── Data for processing

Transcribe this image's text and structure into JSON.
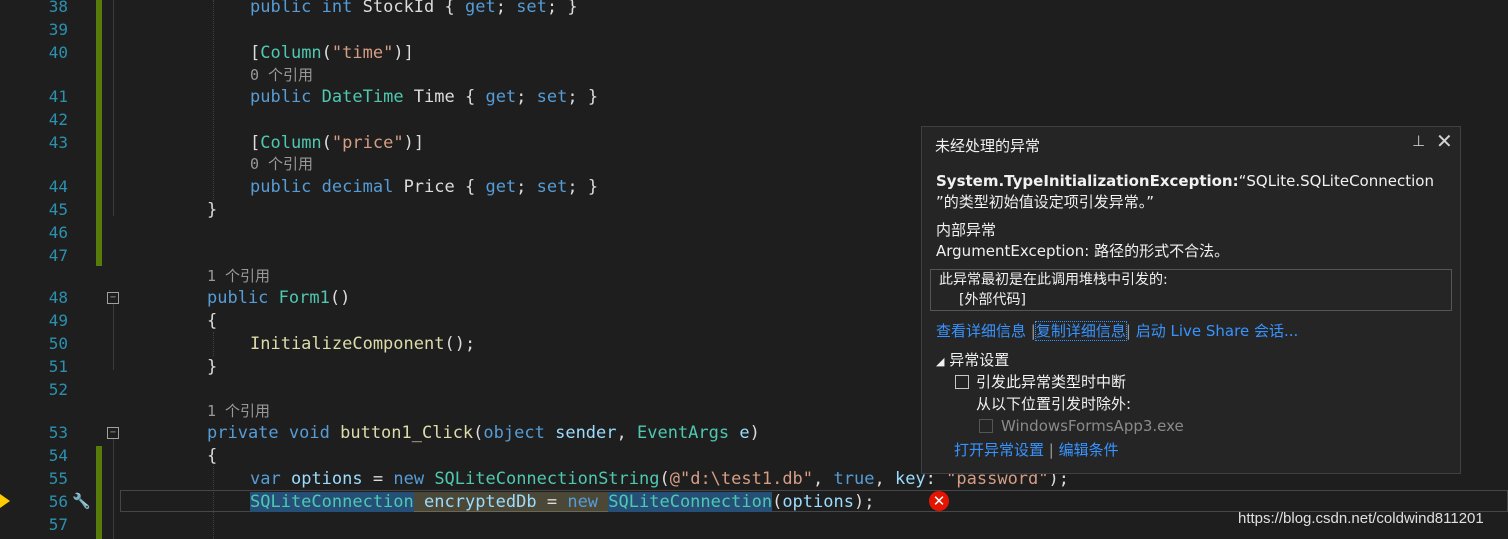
{
  "editor": {
    "lines": [
      {
        "num": "38",
        "tokens": [
          [
            "kw",
            "public"
          ],
          [
            "pl",
            " "
          ],
          [
            "kw",
            "int"
          ],
          [
            "pl",
            " StockId { "
          ],
          [
            "kw",
            "get"
          ],
          [
            "pl",
            "; "
          ],
          [
            "kw",
            "set"
          ],
          [
            "pl",
            "; }"
          ]
        ]
      },
      {
        "num": "39",
        "tokens": []
      },
      {
        "num": "40",
        "tokens": [
          [
            "pl",
            "["
          ],
          [
            "ty",
            "Column"
          ],
          [
            "pl",
            "("
          ],
          [
            "str",
            "\"time\""
          ],
          [
            "pl",
            ")]"
          ]
        ]
      },
      {
        "num": "41",
        "tokens": [
          [
            "kw",
            "public"
          ],
          [
            "pl",
            " "
          ],
          [
            "ty",
            "DateTime"
          ],
          [
            "pl",
            " Time { "
          ],
          [
            "kw",
            "get"
          ],
          [
            "pl",
            "; "
          ],
          [
            "kw",
            "set"
          ],
          [
            "pl",
            "; }"
          ]
        ]
      },
      {
        "num": "42",
        "tokens": []
      },
      {
        "num": "43",
        "tokens": [
          [
            "pl",
            "["
          ],
          [
            "ty",
            "Column"
          ],
          [
            "pl",
            "("
          ],
          [
            "str",
            "\"price\""
          ],
          [
            "pl",
            ")]"
          ]
        ]
      },
      {
        "num": "44",
        "tokens": [
          [
            "kw",
            "public"
          ],
          [
            "pl",
            " "
          ],
          [
            "kw",
            "decimal"
          ],
          [
            "pl",
            " Price { "
          ],
          [
            "kw",
            "get"
          ],
          [
            "pl",
            "; "
          ],
          [
            "kw",
            "set"
          ],
          [
            "pl",
            "; }"
          ]
        ]
      },
      {
        "num": "45",
        "tokens": [
          [
            "pl",
            "}"
          ]
        ]
      },
      {
        "num": "46",
        "tokens": []
      },
      {
        "num": "47",
        "tokens": []
      },
      {
        "num": "48",
        "tokens": [
          [
            "kw",
            "public"
          ],
          [
            "pl",
            " "
          ],
          [
            "ty",
            "Form1"
          ],
          [
            "pl",
            "()"
          ]
        ]
      },
      {
        "num": "49",
        "tokens": [
          [
            "pl",
            "{"
          ]
        ]
      },
      {
        "num": "50",
        "tokens": [
          [
            "fn",
            "InitializeComponent"
          ],
          [
            "pl",
            "();"
          ]
        ]
      },
      {
        "num": "51",
        "tokens": [
          [
            "pl",
            "}"
          ]
        ]
      },
      {
        "num": "52",
        "tokens": []
      },
      {
        "num": "53",
        "tokens": [
          [
            "kw",
            "private"
          ],
          [
            "pl",
            " "
          ],
          [
            "kw",
            "void"
          ],
          [
            "pl",
            " "
          ],
          [
            "fn",
            "button1_Click"
          ],
          [
            "pl",
            "("
          ],
          [
            "kw",
            "object"
          ],
          [
            "pl",
            " "
          ],
          [
            "par",
            "sender"
          ],
          [
            "pl",
            ", "
          ],
          [
            "ty",
            "EventArgs"
          ],
          [
            "pl",
            " "
          ],
          [
            "par",
            "e"
          ],
          [
            "pl",
            ")"
          ]
        ]
      },
      {
        "num": "54",
        "tokens": [
          [
            "pl",
            "{"
          ]
        ]
      },
      {
        "num": "55",
        "tokens": [
          [
            "kw",
            "var"
          ],
          [
            "pl",
            " "
          ],
          [
            "par",
            "options"
          ],
          [
            "pl",
            " = "
          ],
          [
            "kw",
            "new"
          ],
          [
            "pl",
            " "
          ],
          [
            "ty",
            "SQLiteConnectionString"
          ],
          [
            "pl",
            "("
          ],
          [
            "str",
            "@\"d:\\test1.db\""
          ],
          [
            "pl",
            ", "
          ],
          [
            "kw",
            "true"
          ],
          [
            "pl",
            ", "
          ],
          [
            "par",
            "key"
          ],
          [
            "pl",
            ": "
          ],
          [
            "str",
            "\"password\""
          ],
          [
            "pl",
            ");"
          ]
        ]
      },
      {
        "num": "56",
        "tokens": [
          [
            "ty",
            "SQLiteConnection"
          ],
          [
            "pl",
            " "
          ],
          [
            "par",
            "encryptedDb"
          ],
          [
            "pl",
            " = "
          ],
          [
            "kw",
            "new"
          ],
          [
            "pl",
            " "
          ],
          [
            "ty",
            "SQLiteConnection"
          ],
          [
            "pl",
            "("
          ],
          [
            "par",
            "options"
          ],
          [
            "pl",
            ");"
          ]
        ]
      },
      {
        "num": "57",
        "tokens": []
      }
    ],
    "codelens": {
      "ref0": "0 个引用",
      "ref1": "1 个引用"
    }
  },
  "exception_popup": {
    "title": "未经处理的异常",
    "message_type": "System.TypeInitializationException:",
    "message_rest": "“SQLite.SQLiteConnection",
    "message_line2": "”的类型初始值设定项引发异常。”",
    "inner_label": "内部异常",
    "inner_message": "ArgumentException: 路径的形式不合法。",
    "stack_line1": "此异常最初是在此调用堆栈中引发的:",
    "stack_line2": "[外部代码]",
    "link_details": "查看详细信息",
    "link_copy": "复制详细信息",
    "link_liveshare": "启动 Live Share 会话...",
    "settings_header": "异常设置",
    "break_label": "引发此异常类型时中断",
    "except_label": "从以下位置引发时除外:",
    "exe_label": "WindowsFormsApp3.exe",
    "link_open_settings": "打开异常设置",
    "link_edit_conditions": "编辑条件"
  },
  "watermark": "https://blog.csdn.net/coldwind811201",
  "icons": {
    "error": "error-x-icon",
    "pin": "pin-icon",
    "close": "close-icon",
    "current-line": "current-statement-arrow-icon"
  },
  "colors": {
    "background": "#1e1e1e",
    "keyword": "#569cd6",
    "type": "#4ec9b0",
    "string": "#d69d85",
    "line_number": "#2b91af",
    "link": "#3794ff",
    "error": "#e51400"
  }
}
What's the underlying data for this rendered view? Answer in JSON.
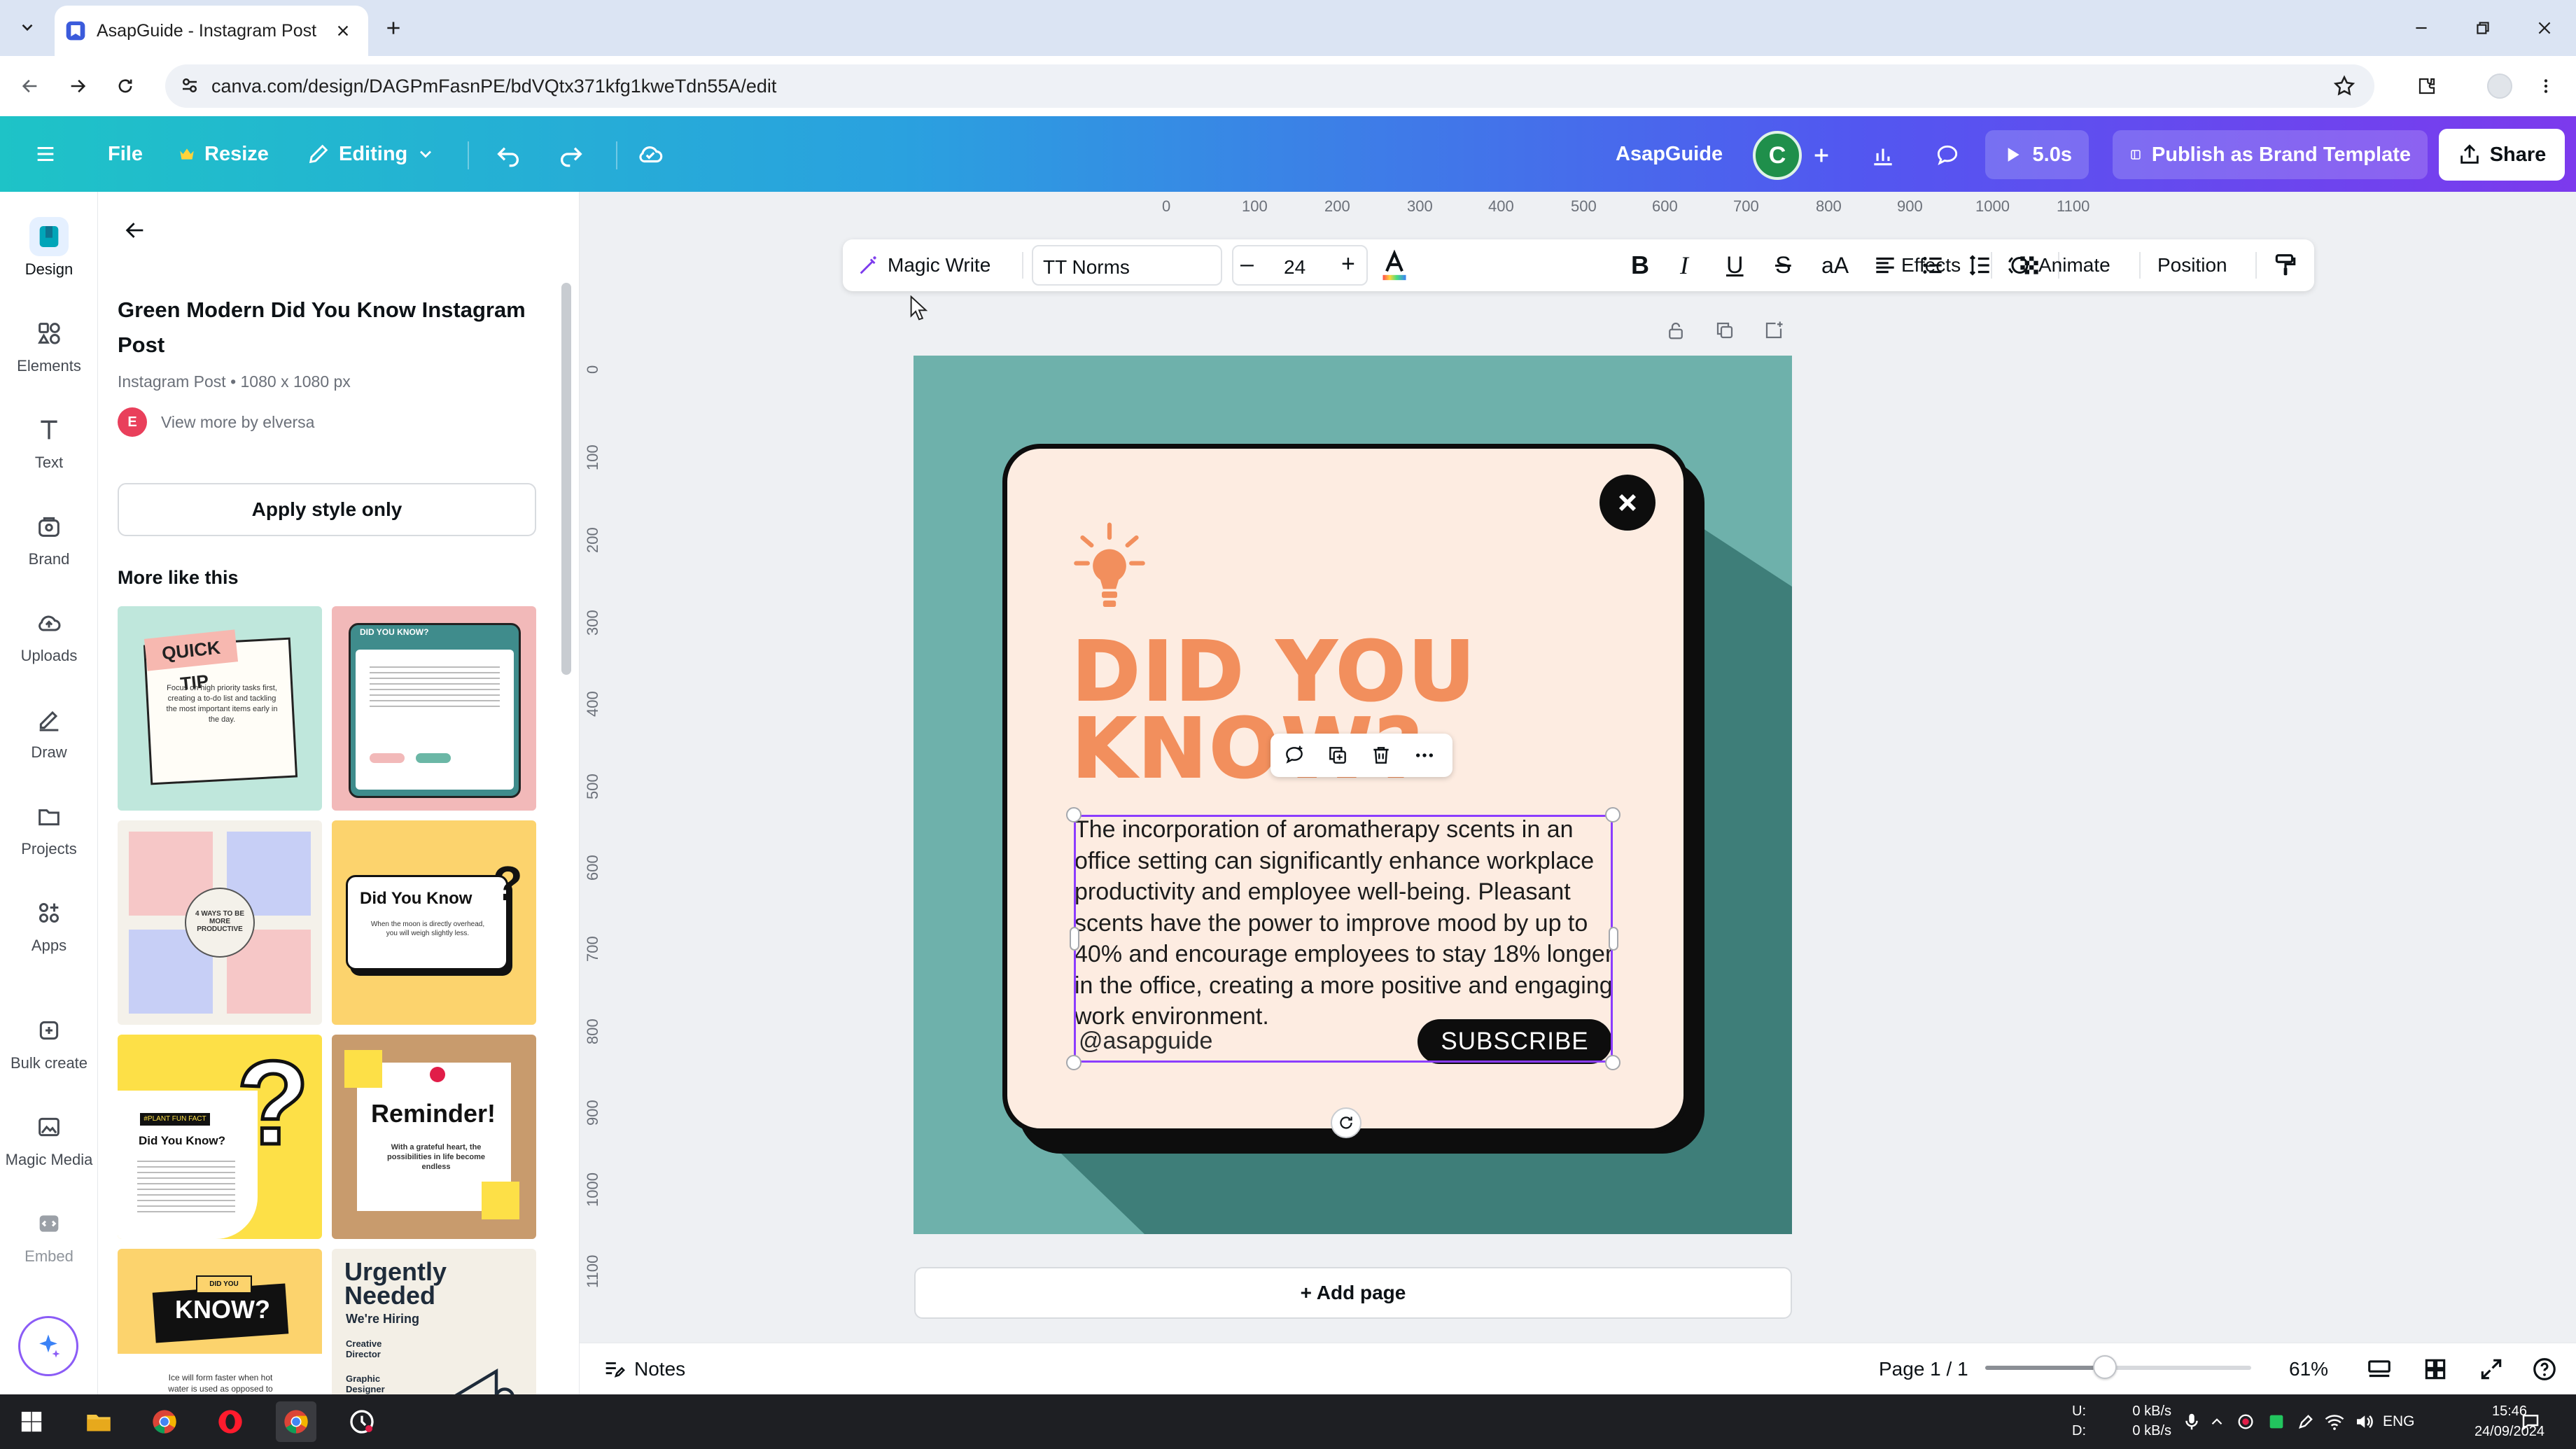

────

Problem to solve:
Give the data again exactly as written, with all pictures left out.

Written response:
Transcribe this image's text and structure into JSON.
{
  "editor": {
    "lines": [
      {
        "num": "38",
        "tokens": [
          [
            "kw",
            "public"
          ],
          [
            "pl",
            " "
          ],
          [
            "kw",
            "int"
          ],
          [
            "pl",
            " StockId { "
          ],
          [
            "kw",
            "get"
          ],
          [
            "pl",
            "; "
          ],
          [
            "kw",
            "set"
          ],
          [
            "pl",
            "; }"
          ]
        ]
      },
      {
        "num": "39",
        "tokens": []
      },
      {
        "num": "40",
        "tokens": [
          [
            "pl",
            "["
          ],
          [
            "ty",
            "Column"
          ],
          [
            "pl",
            "("
          ],
          [
            "str",
            "\"time\""
          ],
          [
            "pl",
            ")]"
          ]
        ]
      },
      {
        "num": "41",
        "tokens": [
          [
            "kw",
            "public"
          ],
          [
            "pl",
            " "
          ],
          [
            "ty",
            "DateTime"
          ],
          [
            "pl",
            " Time { "
          ],
          [
            "kw",
            "get"
          ],
          [
            "pl",
            "; "
          ],
          [
            "kw",
            "set"
          ],
          [
            "pl",
            "; }"
          ]
        ]
      },
      {
        "num": "42",
        "tokens": []
      },
      {
        "num": "43",
        "tokens": [
          [
            "pl",
            "["
          ],
          [
            "ty",
            "Column"
          ],
          [
            "pl",
            "("
          ],
          [
            "str",
            "\"price\""
          ],
          [
            "pl",
            ")]"
          ]
        ]
      },
      {
        "num": "44",
        "tokens": [
          [
            "kw",
            "public"
          ],
          [
            "pl",
            " "
          ],
          [
            "kw",
            "decimal"
          ],
          [
            "pl",
            " Price { "
          ],
          [
            "kw",
            "get"
          ],
          [
            "pl",
            "; "
          ],
          [
            "kw",
            "set"
          ],
          [
            "pl",
            "; }"
          ]
        ]
      },
      {
        "num": "45",
        "tokens": [
          [
            "pl",
            "}"
          ]
        ]
      },
      {
        "num": "46",
        "tokens": []
      },
      {
        "num": "47",
        "tokens": []
      },
      {
        "num": "48",
        "tokens": [
          [
            "kw",
            "public"
          ],
          [
            "pl",
            " "
          ],
          [
            "ty",
            "Form1"
          ],
          [
            "pl",
            "()"
          ]
        ]
      },
      {
        "num": "49",
        "tokens": [
          [
            "pl",
            "{"
          ]
        ]
      },
      {
        "num": "50",
        "tokens": [
          [
            "fn",
            "InitializeComponent"
          ],
          [
            "pl",
            "();"
          ]
        ]
      },
      {
        "num": "51",
        "tokens": [
          [
            "pl",
            "}"
          ]
        ]
      },
      {
        "num": "52",
        "tokens": []
      },
      {
        "num": "53",
        "tokens": [
          [
            "kw",
            "private"
          ],
          [
            "pl",
            " "
          ],
          [
            "kw",
            "void"
          ],
          [
            "pl",
            " "
          ],
          [
            "fn",
            "button1_Click"
          ],
          [
            "pl",
            "("
          ],
          [
            "kw",
            "object"
          ],
          [
            "pl",
            " "
          ],
          [
            "par",
            "sender"
          ],
          [
            "pl",
            ", "
          ],
          [
            "ty",
            "EventArgs"
          ],
          [
            "pl",
            " "
          ],
          [
            "par",
            "e"
          ],
          [
            "pl",
            ")"
          ]
        ]
      },
      {
        "num": "54",
        "tokens": [
          [
            "pl",
            "{"
          ]
        ]
      },
      {
        "num": "55",
        "tokens": [
          [
            "kw",
            "var"
          ],
          [
            "pl",
            " "
          ],
          [
            "par",
            "options"
          ],
          [
            "pl",
            " = "
          ],
          [
            "kw",
            "new"
          ],
          [
            "pl",
            " "
          ],
          [
            "ty",
            "SQLiteConnectionString"
          ],
          [
            "pl",
            "("
          ],
          [
            "str",
            "@\"d:\\test1.db\""
          ],
          [
            "pl",
            ", "
          ],
          [
            "kw",
            "true"
          ],
          [
            "pl",
            ", "
          ],
          [
            "par",
            "key"
          ],
          [
            "pl",
            ": "
          ],
          [
            "str",
            "\"password\""
          ],
          [
            "pl",
            ");"
          ]
        ]
      },
      {
        "num": "56",
        "tokens": [
          [
            "ty",
            "SQLiteConnection"
          ],
          [
            "pl",
            " "
          ],
          [
            "par",
            "encryptedDb"
          ],
          [
            "pl",
            " = "
          ],
          [
            "kw",
            "new"
          ],
          [
            "pl",
            " "
          ],
          [
            "ty",
            "SQLiteConnection"
          ],
          [
            "pl",
            "("
          ],
          [
            "par",
            "options"
          ],
          [
            "pl",
            ");"
          ]
        ]
      },
      {
        "num": "57",
        "tokens": []
      }
    ],
    "codelens": {
      "ref0": "0 个引用",
      "ref1": "1 个引用"
    }
  },
  "exception_popup": {
    "title": "未经处理的异常",
    "message_type": "System.TypeInitializationException:",
    "message_rest": "“SQLite.SQLiteConnection",
    "message_line2": "”的类型初始值设定项引发异常。”",
    "inner_label": "内部异常",
    "inner_message": "ArgumentException: 路径的形式不合法。",
    "stack_line1": "此异常最初是在此调用堆栈中引发的:",
    "stack_line2": "[外部代码]",
    "link_details": "查看详细信息",
    "link_copy": "复制详细信息",
    "link_liveshare": "启动 Live Share 会话...",
    "settings_header": "异常设置",
    "break_label": "引发此异常类型时中断",
    "except_label": "从以下位置引发时除外:",
    "exe_label": "WindowsFormsApp3.exe",
    "link_open_settings": "打开异常设置",
    "link_edit_conditions": "编辑条件"
  },
  "watermark": "https://blog.csdn.net/coldwind811201",
  "icons": {
    "error": "error-x-icon",
    "pin": "pin-icon",
    "close": "close-icon",
    "current-line": "current-statement-arrow-icon"
  },
  "colors": {
    "background": "#1e1e1e",
    "keyword": "#569cd6",
    "type": "#4ec9b0",
    "string": "#d69d85",
    "line_number": "#2b91af",
    "link": "#3794ff",
    "error": "#e51400"
  }
}
What's the underlying data for this rendered view? Answer in JSON.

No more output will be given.